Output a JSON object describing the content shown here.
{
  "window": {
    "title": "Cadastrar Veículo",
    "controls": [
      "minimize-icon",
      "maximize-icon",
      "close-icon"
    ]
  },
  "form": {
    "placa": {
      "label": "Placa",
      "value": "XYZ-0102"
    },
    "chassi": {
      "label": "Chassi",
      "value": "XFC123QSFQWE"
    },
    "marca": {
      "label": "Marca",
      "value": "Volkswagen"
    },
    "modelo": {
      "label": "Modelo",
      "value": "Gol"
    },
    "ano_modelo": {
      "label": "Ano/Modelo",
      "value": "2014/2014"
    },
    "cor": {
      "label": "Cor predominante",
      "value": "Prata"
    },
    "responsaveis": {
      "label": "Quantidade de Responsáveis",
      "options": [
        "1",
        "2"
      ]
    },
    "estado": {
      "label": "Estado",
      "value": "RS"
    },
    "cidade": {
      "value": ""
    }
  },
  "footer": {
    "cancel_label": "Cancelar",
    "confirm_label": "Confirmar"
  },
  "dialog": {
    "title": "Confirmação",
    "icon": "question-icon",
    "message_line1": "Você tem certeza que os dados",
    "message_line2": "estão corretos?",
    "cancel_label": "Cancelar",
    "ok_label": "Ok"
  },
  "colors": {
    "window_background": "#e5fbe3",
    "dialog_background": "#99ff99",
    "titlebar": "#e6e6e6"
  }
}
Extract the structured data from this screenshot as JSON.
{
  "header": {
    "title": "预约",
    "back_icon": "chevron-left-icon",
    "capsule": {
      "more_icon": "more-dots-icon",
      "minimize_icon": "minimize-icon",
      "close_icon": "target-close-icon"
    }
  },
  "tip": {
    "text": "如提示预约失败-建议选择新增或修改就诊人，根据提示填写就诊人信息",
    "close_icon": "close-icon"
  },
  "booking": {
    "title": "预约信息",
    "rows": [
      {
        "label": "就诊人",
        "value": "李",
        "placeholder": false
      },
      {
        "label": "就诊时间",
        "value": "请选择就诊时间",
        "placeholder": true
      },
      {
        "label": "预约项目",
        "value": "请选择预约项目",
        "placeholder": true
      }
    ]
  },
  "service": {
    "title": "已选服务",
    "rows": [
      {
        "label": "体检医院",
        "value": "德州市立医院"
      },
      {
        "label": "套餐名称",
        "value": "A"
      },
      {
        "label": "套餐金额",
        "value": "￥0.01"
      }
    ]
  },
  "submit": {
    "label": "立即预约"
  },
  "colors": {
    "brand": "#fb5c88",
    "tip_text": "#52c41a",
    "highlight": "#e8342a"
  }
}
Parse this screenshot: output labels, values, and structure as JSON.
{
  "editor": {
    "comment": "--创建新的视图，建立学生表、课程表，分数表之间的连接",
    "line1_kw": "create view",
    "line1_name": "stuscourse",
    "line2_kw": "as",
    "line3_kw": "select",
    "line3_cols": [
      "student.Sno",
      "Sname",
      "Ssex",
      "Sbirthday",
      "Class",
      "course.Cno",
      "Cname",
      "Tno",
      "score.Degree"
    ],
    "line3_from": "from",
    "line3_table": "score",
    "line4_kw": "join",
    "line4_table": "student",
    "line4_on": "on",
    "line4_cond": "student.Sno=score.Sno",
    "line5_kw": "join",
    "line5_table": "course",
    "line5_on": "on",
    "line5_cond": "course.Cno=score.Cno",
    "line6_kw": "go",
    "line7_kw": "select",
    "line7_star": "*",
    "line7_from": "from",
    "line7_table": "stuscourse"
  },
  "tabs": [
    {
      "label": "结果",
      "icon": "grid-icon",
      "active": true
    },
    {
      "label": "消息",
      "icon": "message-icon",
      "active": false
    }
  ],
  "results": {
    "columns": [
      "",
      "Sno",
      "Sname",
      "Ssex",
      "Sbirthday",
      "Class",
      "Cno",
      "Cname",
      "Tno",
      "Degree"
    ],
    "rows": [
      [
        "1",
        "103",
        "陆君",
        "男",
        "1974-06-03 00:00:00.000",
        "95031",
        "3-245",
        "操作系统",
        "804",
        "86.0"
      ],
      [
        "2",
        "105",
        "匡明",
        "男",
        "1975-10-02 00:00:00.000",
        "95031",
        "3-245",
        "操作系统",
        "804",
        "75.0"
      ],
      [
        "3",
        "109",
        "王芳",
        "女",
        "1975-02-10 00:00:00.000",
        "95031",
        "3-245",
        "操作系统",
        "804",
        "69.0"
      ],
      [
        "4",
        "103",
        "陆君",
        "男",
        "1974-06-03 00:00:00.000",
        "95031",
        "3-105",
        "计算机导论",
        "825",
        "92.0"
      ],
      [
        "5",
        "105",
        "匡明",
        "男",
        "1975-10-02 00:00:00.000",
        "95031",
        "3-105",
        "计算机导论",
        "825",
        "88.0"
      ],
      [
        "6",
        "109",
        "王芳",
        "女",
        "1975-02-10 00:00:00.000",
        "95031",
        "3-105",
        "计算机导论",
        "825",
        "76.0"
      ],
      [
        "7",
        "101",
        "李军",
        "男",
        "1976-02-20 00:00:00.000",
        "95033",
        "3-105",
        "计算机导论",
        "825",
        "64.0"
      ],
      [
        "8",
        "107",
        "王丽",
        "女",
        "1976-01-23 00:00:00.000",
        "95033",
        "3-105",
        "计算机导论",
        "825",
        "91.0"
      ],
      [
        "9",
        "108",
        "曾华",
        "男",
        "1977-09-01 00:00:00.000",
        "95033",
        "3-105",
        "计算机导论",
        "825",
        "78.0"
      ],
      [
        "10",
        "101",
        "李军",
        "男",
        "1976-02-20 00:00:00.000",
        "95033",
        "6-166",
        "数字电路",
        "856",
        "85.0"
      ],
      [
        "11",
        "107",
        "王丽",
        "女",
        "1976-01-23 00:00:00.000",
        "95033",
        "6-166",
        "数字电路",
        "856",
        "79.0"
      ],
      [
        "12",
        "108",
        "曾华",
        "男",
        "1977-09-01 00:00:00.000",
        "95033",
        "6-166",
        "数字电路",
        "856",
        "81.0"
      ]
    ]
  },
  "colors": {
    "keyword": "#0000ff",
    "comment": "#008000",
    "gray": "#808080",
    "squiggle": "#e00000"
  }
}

__________________________________________________

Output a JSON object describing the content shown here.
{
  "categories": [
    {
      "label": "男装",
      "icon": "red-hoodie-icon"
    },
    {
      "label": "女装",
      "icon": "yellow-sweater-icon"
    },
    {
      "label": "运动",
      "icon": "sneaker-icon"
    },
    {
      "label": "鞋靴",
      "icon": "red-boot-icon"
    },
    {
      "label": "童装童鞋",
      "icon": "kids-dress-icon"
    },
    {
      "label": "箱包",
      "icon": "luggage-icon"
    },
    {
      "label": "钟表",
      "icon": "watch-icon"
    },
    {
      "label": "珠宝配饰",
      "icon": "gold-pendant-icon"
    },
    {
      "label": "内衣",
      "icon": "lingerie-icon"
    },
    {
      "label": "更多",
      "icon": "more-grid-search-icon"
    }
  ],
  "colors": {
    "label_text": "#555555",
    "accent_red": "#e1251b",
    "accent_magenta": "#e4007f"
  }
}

__________________________________________________

▸ **What you will do**: Copy out each line of the data containing the string "comment".

▸ **Written answer**:
    "comment": "--创建新的视图，建立学生表、课程表，分数表之间的连接",
    "comment": "#008000",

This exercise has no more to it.